_Required work_
Restate, word for word, all of the material shown below.

_Material for this task_
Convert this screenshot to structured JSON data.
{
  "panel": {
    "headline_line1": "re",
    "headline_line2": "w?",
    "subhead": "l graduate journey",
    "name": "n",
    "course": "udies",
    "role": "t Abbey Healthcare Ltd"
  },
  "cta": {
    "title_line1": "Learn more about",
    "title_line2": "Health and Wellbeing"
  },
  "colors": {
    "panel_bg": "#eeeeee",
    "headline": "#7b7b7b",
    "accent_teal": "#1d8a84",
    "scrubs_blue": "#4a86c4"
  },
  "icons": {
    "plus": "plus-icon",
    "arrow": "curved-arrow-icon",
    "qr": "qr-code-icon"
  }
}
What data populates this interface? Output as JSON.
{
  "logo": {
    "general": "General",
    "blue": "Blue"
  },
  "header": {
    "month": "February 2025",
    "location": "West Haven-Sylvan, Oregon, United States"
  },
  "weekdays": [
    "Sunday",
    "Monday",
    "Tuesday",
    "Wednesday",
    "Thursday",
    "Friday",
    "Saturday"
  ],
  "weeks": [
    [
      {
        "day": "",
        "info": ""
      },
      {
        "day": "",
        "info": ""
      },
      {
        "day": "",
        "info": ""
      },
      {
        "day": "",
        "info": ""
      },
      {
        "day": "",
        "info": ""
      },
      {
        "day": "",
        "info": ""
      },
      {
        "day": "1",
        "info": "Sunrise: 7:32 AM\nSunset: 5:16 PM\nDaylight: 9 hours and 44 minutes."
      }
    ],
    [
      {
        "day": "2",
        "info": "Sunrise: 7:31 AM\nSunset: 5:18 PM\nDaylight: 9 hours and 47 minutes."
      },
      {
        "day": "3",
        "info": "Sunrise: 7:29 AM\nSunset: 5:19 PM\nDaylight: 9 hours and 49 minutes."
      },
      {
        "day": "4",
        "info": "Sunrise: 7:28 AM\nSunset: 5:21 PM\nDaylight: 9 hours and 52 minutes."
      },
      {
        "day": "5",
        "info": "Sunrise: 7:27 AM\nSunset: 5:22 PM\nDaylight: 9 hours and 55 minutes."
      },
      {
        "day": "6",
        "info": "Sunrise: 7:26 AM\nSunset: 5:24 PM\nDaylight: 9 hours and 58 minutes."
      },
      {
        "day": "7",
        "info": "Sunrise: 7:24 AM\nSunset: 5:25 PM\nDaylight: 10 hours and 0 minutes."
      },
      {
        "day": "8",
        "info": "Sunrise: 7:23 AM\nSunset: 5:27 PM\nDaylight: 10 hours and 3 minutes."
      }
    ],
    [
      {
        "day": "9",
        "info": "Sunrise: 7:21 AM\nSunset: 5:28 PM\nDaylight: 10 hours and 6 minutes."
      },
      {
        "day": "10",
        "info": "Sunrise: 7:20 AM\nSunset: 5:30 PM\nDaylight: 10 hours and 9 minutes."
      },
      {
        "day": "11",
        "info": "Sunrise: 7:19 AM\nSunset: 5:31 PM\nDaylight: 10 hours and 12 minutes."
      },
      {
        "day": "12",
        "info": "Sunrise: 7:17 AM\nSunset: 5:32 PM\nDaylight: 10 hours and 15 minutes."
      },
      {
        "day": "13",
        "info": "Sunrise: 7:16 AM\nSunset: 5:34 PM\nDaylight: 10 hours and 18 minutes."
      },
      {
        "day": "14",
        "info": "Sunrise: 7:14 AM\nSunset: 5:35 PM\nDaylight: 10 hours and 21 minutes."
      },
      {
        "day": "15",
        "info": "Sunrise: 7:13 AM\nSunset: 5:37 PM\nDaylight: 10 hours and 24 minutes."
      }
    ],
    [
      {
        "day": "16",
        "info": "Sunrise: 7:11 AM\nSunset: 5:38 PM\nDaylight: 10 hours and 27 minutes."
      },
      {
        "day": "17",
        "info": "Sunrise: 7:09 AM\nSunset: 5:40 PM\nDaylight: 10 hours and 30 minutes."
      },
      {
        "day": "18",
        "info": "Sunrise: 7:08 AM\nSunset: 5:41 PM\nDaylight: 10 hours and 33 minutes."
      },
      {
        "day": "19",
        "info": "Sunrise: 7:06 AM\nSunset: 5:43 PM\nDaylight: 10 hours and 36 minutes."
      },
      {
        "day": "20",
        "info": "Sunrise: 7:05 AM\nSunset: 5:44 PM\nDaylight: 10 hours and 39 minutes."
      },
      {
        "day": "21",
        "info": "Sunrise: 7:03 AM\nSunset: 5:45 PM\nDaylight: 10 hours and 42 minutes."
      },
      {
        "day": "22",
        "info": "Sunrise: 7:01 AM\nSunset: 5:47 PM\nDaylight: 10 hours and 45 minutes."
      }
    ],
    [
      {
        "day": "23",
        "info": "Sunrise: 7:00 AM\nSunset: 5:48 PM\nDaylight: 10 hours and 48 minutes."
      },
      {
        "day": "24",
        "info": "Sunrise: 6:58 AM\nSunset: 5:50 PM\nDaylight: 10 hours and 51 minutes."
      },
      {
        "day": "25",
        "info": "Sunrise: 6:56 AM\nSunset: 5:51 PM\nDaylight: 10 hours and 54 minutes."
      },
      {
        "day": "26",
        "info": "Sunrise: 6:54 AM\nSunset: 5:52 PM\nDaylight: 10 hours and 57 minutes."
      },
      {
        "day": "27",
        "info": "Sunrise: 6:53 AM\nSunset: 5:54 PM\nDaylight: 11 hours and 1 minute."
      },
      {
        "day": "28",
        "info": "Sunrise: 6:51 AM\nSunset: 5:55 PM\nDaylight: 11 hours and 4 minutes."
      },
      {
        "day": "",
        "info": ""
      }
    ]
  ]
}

_Correct answer_
Convert this screenshot to structured JSON data.
{
  "panel": {
    "headline_line1": "re",
    "headline_line2": "w?",
    "subhead": "l graduate journey",
    "name": "n",
    "course": "udies",
    "role": "t Abbey Healthcare Ltd"
  },
  "cta": {
    "title_line1": "Learn more about",
    "title_line2": "Health and Wellbeing"
  },
  "colors": {
    "panel_bg": "#eeeeee",
    "headline": "#7b7b7b",
    "accent_teal": "#1d8a84",
    "scrubs_blue": "#4a86c4"
  },
  "icons": {
    "plus": "plus-icon",
    "arrow": "curved-arrow-icon",
    "qr": "qr-code-icon"
  }
}
What data populates this interface? Output as JSON.
{
  "logo": {
    "general": "General",
    "blue": "Blue"
  },
  "header": {
    "month": "February 2025",
    "location": "West Haven-Sylvan, Oregon, United States"
  },
  "weekdays": [
    "Sunday",
    "Monday",
    "Tuesday",
    "Wednesday",
    "Thursday",
    "Friday",
    "Saturday"
  ],
  "weeks": [
    [
      {
        "day": "",
        "info": ""
      },
      {
        "day": "",
        "info": ""
      },
      {
        "day": "",
        "info": ""
      },
      {
        "day": "",
        "info": ""
      },
      {
        "day": "",
        "info": ""
      },
      {
        "day": "",
        "info": ""
      },
      {
        "day": "1",
        "info": "Sunrise: 7:32 AM\nSunset: 5:16 PM\nDaylight: 9 hours and 44 minutes."
      }
    ],
    [
      {
        "day": "2",
        "info": "Sunrise: 7:31 AM\nSunset: 5:18 PM\nDaylight: 9 hours and 47 minutes."
      },
      {
        "day": "3",
        "info": "Sunrise: 7:29 AM\nSunset: 5:19 PM\nDaylight: 9 hours and 49 minutes."
      },
      {
        "day": "4",
        "info": "Sunrise: 7:28 AM\nSunset: 5:21 PM\nDaylight: 9 hours and 52 minutes."
      },
      {
        "day": "5",
        "info": "Sunrise: 7:27 AM\nSunset: 5:22 PM\nDaylight: 9 hours and 55 minutes."
      },
      {
        "day": "6",
        "info": "Sunrise: 7:26 AM\nSunset: 5:24 PM\nDaylight: 9 hours and 58 minutes."
      },
      {
        "day": "7",
        "info": "Sunrise: 7:24 AM\nSunset: 5:25 PM\nDaylight: 10 hours and 0 minutes."
      },
      {
        "day": "8",
        "info": "Sunrise: 7:23 AM\nSunset: 5:27 PM\nDaylight: 10 hours and 3 minutes."
      }
    ],
    [
      {
        "day": "9",
        "info": "Sunrise: 7:21 AM\nSunset: 5:28 PM\nDaylight: 10 hours and 6 minutes."
      },
      {
        "day": "10",
        "info": "Sunrise: 7:20 AM\nSunset: 5:30 PM\nDaylight: 10 hours and 9 minutes."
      },
      {
        "day": "11",
        "info": "Sunrise: 7:19 AM\nSunset: 5:31 PM\nDaylight: 10 hours and 12 minutes."
      },
      {
        "day": "12",
        "info": "Sunrise: 7:17 AM\nSunset: 5:32 PM\nDaylight: 10 hours and 15 minutes."
      },
      {
        "day": "13",
        "info": "Sunrise: 7:16 AM\nSunset: 5:34 PM\nDaylight: 10 hours and 18 minutes."
      },
      {
        "day": "14",
        "info": "Sunrise: 7:14 AM\nSunset: 5:35 PM\nDaylight: 10 hours and 21 minutes."
      },
      {
        "day": "15",
        "info": "Sunrise: 7:13 AM\nSunset: 5:37 PM\nDaylight: 10 hours and 24 minutes."
      }
    ],
    [
      {
        "day": "16",
        "info": "Sunrise: 7:11 AM\nSunset: 5:38 PM\nDaylight: 10 hours and 27 minutes."
      },
      {
        "day": "17",
        "info": "Sunrise: 7:09 AM\nSunset: 5:40 PM\nDaylight: 10 hours and 30 minutes."
      },
      {
        "day": "18",
        "info": "Sunrise: 7:08 AM\nSunset: 5:41 PM\nDaylight: 10 hours and 33 minutes."
      },
      {
        "day": "19",
        "info": "Sunrise: 7:06 AM\nSunset: 5:43 PM\nDaylight: 10 hours and 36 minutes."
      },
      {
        "day": "20",
        "info": "Sunrise: 7:05 AM\nSunset: 5:44 PM\nDaylight: 10 hours and 39 minutes."
      },
      {
        "day": "21",
        "info": "Sunrise: 7:03 AM\nSunset: 5:45 PM\nDaylight: 10 hours and 42 minutes."
      },
      {
        "day": "22",
        "info": "Sunrise: 7:01 AM\nSunset: 5:47 PM\nDaylight: 10 hours and 45 minutes."
      }
    ],
    [
      {
        "day": "23",
        "info": "Sunrise: 7:00 AM\nSunset: 5:48 PM\nDaylight: 10 hours and 48 minutes."
      },
      {
        "day": "24",
        "info": "Sunrise: 6:58 AM\nSunset: 5:50 PM\nDaylight: 10 hours and 51 minutes."
      },
      {
        "day": "25",
        "info": "Sunrise: 6:56 AM\nSunset: 5:51 PM\nDaylight: 10 hours and 54 minutes."
      },
      {
        "day": "26",
        "info": "Sunrise: 6:54 AM\nSunset: 5:52 PM\nDaylight: 10 hours and 57 minutes."
      },
      {
        "day": "27",
        "info": "Sunrise: 6:53 AM\nSunset: 5:54 PM\nDaylight: 11 hours and 1 minute."
      },
      {
        "day": "28",
        "info": "Sunrise: 6:51 AM\nSunset: 5:55 PM\nDaylight: 11 hours and 4 minutes."
      },
      {
        "day": "",
        "info": ""
      }
    ]
  ]
}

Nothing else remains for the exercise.